◆ TASK: Please find all lines in the data that hold the string "Paměti" and copy them.

◆ DATA SECTION:
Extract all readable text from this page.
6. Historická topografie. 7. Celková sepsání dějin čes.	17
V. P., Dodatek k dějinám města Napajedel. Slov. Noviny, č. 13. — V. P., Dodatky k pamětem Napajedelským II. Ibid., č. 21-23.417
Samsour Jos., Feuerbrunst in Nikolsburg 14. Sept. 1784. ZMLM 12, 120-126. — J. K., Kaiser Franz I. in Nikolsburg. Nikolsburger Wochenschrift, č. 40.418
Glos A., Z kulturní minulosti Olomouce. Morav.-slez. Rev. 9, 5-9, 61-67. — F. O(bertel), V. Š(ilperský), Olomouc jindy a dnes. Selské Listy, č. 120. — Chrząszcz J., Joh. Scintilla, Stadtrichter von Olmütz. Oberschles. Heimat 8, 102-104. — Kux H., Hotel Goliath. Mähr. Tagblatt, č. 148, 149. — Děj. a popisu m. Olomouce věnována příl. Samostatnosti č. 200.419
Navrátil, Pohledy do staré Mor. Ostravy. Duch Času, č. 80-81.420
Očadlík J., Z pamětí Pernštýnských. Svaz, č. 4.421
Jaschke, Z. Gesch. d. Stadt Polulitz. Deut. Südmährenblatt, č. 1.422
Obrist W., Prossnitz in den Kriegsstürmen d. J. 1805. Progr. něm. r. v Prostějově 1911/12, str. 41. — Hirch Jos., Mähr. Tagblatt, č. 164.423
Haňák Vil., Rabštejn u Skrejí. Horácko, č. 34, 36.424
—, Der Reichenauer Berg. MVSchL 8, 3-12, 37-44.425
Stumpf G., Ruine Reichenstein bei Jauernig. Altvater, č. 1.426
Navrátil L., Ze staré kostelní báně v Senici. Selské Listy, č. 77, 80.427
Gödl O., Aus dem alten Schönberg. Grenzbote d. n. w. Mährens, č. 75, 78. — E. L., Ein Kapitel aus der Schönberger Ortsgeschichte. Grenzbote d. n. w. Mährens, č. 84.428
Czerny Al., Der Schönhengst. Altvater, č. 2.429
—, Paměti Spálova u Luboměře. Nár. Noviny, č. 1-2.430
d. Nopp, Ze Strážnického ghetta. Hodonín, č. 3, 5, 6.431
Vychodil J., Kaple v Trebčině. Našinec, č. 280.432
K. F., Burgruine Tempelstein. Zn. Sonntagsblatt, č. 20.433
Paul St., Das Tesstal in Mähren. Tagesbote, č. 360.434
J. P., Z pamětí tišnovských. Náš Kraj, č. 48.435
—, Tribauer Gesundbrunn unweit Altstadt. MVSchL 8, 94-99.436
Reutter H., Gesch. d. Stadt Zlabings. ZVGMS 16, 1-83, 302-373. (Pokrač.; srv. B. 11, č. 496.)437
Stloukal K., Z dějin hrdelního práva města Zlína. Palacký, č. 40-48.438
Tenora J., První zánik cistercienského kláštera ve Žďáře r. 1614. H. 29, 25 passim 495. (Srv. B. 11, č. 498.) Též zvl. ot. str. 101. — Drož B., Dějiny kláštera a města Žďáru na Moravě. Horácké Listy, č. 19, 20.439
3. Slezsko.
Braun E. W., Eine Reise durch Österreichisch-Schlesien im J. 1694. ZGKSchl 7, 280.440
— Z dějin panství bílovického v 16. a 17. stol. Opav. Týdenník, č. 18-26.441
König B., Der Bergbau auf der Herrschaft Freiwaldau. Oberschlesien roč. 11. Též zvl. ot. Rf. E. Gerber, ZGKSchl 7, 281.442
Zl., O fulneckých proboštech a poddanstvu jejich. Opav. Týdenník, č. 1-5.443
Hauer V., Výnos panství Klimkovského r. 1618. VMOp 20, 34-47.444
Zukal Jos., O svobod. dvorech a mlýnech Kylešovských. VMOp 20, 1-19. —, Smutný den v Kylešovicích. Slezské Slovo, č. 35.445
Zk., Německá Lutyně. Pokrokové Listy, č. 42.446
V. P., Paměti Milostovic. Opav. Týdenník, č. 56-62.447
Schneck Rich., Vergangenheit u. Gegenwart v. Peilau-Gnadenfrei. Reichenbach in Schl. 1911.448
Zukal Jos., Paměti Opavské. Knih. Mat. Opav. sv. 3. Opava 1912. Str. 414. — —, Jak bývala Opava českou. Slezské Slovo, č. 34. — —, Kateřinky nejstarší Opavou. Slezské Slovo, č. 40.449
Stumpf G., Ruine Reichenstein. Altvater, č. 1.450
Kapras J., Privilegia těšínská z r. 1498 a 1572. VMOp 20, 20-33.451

◆ CORRECT RESULT:
—, Paměti Spálova u Luboměře. Nár. Noviny, č. 1-2.430
V. P., Paměti Milostovic. Opav. Týdenník, č. 56-62.447
Zukal Jos., Paměti Opavské. Knih. Mat. Opav. sv. 3. Opava 1912. Str. 414. — —, Jak bývala Opava českou. Slezské Slovo, č. 34. — —, Kateřinky nejstarší Opavou. Slezské Slovo, č. 40.449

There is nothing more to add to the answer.